RECORDS FOR PROCESSING:
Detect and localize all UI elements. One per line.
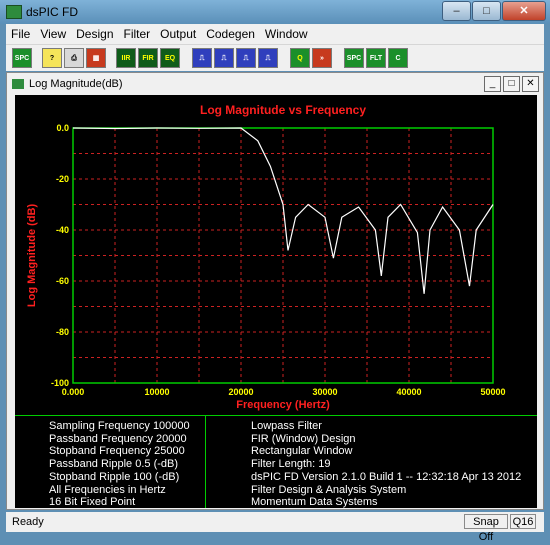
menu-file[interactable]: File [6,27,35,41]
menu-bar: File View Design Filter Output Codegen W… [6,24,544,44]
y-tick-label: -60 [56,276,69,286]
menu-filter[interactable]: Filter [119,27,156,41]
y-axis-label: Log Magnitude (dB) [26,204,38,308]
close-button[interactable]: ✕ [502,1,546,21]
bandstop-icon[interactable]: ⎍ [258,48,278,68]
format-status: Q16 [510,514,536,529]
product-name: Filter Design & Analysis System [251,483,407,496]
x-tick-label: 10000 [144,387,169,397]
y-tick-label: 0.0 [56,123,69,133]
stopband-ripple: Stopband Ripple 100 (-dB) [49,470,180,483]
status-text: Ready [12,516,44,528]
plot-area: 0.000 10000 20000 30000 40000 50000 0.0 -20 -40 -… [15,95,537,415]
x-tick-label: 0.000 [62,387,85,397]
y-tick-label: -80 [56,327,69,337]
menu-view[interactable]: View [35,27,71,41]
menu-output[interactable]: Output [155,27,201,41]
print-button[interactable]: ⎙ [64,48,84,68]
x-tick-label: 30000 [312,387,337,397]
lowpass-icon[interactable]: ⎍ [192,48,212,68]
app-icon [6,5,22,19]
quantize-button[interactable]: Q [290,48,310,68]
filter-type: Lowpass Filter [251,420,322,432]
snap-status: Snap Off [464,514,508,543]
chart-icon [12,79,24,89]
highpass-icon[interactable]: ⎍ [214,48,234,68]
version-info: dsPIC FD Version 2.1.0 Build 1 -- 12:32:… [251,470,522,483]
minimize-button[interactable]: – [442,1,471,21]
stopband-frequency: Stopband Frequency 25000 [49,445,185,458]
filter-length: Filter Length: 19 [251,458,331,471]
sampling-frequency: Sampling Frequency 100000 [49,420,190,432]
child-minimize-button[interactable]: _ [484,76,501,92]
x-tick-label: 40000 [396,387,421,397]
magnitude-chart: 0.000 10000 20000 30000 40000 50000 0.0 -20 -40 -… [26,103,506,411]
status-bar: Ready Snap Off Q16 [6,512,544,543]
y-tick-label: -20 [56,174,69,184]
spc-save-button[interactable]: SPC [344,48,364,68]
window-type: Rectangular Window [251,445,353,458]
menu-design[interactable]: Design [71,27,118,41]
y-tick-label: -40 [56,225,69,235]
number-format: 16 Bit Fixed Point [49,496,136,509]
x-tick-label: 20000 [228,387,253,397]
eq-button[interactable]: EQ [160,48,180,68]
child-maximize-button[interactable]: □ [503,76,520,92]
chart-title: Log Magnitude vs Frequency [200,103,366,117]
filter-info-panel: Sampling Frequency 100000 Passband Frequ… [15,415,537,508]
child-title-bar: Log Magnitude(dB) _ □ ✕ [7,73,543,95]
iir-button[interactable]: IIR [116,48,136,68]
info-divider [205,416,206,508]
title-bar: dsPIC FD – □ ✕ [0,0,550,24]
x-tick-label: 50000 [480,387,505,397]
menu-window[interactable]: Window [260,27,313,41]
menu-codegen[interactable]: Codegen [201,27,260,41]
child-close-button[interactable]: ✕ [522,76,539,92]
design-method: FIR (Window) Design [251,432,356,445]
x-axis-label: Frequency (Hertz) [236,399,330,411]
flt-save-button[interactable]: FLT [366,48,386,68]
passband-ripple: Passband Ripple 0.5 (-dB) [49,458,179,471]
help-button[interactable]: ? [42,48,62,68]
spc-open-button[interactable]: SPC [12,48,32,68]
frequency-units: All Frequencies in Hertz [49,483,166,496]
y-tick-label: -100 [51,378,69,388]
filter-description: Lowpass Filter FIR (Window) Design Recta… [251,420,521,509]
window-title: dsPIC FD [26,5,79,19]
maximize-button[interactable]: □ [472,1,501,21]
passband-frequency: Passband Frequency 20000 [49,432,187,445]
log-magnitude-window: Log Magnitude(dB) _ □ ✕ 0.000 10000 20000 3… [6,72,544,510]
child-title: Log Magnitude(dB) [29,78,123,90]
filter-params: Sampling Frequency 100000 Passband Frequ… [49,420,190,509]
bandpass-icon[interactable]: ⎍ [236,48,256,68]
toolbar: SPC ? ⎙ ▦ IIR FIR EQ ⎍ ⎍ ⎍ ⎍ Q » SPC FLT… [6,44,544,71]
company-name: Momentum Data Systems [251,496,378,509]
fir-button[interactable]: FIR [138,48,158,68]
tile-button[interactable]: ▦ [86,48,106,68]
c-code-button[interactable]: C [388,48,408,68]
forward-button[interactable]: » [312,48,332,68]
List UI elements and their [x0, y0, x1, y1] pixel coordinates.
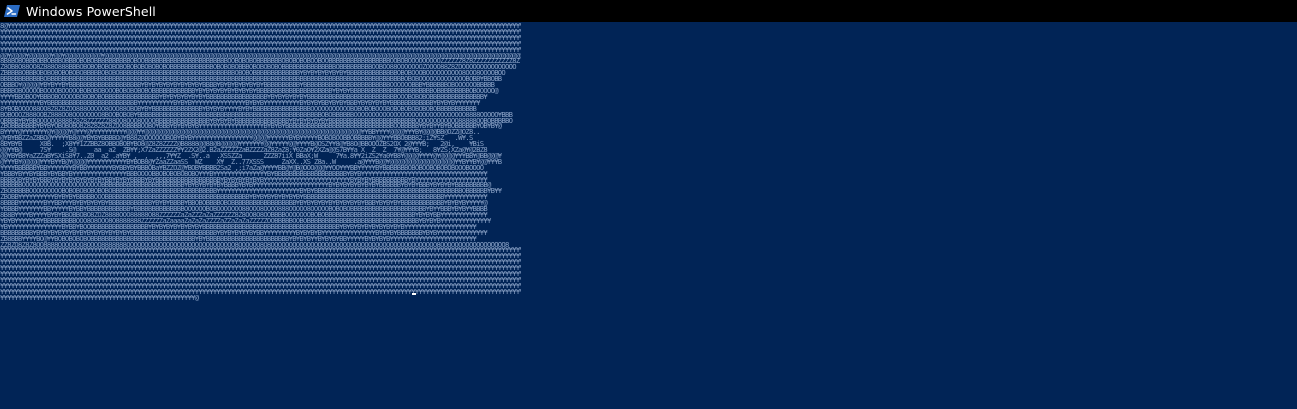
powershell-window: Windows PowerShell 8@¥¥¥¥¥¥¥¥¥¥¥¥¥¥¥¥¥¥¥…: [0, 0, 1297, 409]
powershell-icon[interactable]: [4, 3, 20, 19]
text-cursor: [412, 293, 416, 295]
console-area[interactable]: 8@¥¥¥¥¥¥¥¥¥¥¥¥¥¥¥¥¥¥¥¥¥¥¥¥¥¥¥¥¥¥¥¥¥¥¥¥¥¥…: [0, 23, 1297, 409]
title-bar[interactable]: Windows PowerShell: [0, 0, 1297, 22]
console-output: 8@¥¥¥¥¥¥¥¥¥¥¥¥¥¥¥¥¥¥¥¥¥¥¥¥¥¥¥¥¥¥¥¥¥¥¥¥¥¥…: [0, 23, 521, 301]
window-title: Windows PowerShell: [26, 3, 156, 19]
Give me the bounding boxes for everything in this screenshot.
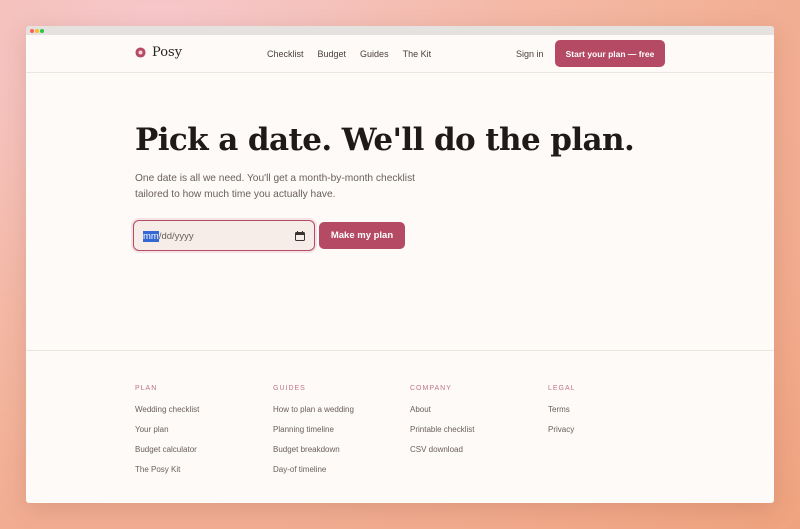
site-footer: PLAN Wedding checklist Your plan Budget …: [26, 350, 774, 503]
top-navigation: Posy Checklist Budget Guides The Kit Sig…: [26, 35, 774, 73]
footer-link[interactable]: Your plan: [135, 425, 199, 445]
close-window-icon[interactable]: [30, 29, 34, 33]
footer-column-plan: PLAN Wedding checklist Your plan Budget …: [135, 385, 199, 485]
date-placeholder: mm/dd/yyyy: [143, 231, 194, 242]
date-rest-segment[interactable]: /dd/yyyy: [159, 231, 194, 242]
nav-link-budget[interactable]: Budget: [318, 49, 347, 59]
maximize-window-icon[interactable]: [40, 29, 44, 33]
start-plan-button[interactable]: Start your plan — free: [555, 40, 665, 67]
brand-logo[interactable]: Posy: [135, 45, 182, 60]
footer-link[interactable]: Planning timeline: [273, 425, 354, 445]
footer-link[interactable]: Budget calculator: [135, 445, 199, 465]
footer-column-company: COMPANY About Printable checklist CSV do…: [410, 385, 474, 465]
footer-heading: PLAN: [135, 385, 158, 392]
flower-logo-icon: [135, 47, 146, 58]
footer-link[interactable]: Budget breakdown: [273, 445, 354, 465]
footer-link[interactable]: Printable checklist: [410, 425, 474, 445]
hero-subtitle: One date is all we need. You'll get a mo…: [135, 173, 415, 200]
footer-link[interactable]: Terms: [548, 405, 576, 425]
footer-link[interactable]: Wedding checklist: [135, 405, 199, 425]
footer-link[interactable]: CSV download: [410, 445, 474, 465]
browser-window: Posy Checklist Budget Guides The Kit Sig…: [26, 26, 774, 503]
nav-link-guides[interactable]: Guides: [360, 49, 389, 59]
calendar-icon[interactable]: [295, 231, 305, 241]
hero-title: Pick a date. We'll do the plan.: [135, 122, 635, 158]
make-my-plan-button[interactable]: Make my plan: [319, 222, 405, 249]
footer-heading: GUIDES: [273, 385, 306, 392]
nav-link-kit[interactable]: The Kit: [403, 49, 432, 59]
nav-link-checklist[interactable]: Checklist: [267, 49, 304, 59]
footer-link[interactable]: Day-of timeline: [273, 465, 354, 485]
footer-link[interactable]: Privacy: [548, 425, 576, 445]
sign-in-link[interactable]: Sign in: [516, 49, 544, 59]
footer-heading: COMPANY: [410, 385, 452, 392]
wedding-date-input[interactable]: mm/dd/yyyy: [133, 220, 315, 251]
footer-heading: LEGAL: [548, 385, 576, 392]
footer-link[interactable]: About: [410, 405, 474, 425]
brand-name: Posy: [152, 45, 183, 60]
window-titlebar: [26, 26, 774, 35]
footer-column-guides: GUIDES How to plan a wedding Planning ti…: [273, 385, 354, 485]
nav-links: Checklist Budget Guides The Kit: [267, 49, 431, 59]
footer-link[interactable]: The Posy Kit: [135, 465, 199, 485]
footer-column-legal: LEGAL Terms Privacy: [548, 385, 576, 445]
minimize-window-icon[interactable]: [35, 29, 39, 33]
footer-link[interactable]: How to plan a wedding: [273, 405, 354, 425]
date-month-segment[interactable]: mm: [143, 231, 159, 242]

AIM:
Duplicate the data lines starting at the one containing "menu-file[interactable]: File [6,27,35,41]" and stopping after the one containing "menu-view[interactable]: View [35,27,71,41]".

REPLY:
menu-file[interactable]: File [6,27,35,41]
menu-bar: File View Design Filter Output Codegen W… [6,24,544,44]
y-tick-label: -60 [56,276,69,286]
menu-filter[interactable]: Filter [119,27,156,41]
y-axis-label: Log Magnitude (dB) [26,204,38,308]
close-button[interactable]: ✕ [502,1,546,21]
bandstop-icon[interactable]: ⎍ [258,48,278,68]
format-status: Q16 [510,514,536,529]
product-name: Filter Design & Analysis System [251,483,407,496]
x-tick-label: 10000 [144,387,169,397]
y-tick-label: 0.0 [56,123,69,133]
stopband-ripple: Stopband Ripple 100 (-dB) [49,470,180,483]
status-text: Ready [12,516,44,528]
plot-area: 0.000 10000 20000 30000 40000 50000 0.0 -20 -40 -… [15,95,537,415]
x-tick-label: 0.000 [62,387,85,397]
y-tick-label: -80 [56,327,69,337]
menu-view[interactable]: View [35,27,71,41]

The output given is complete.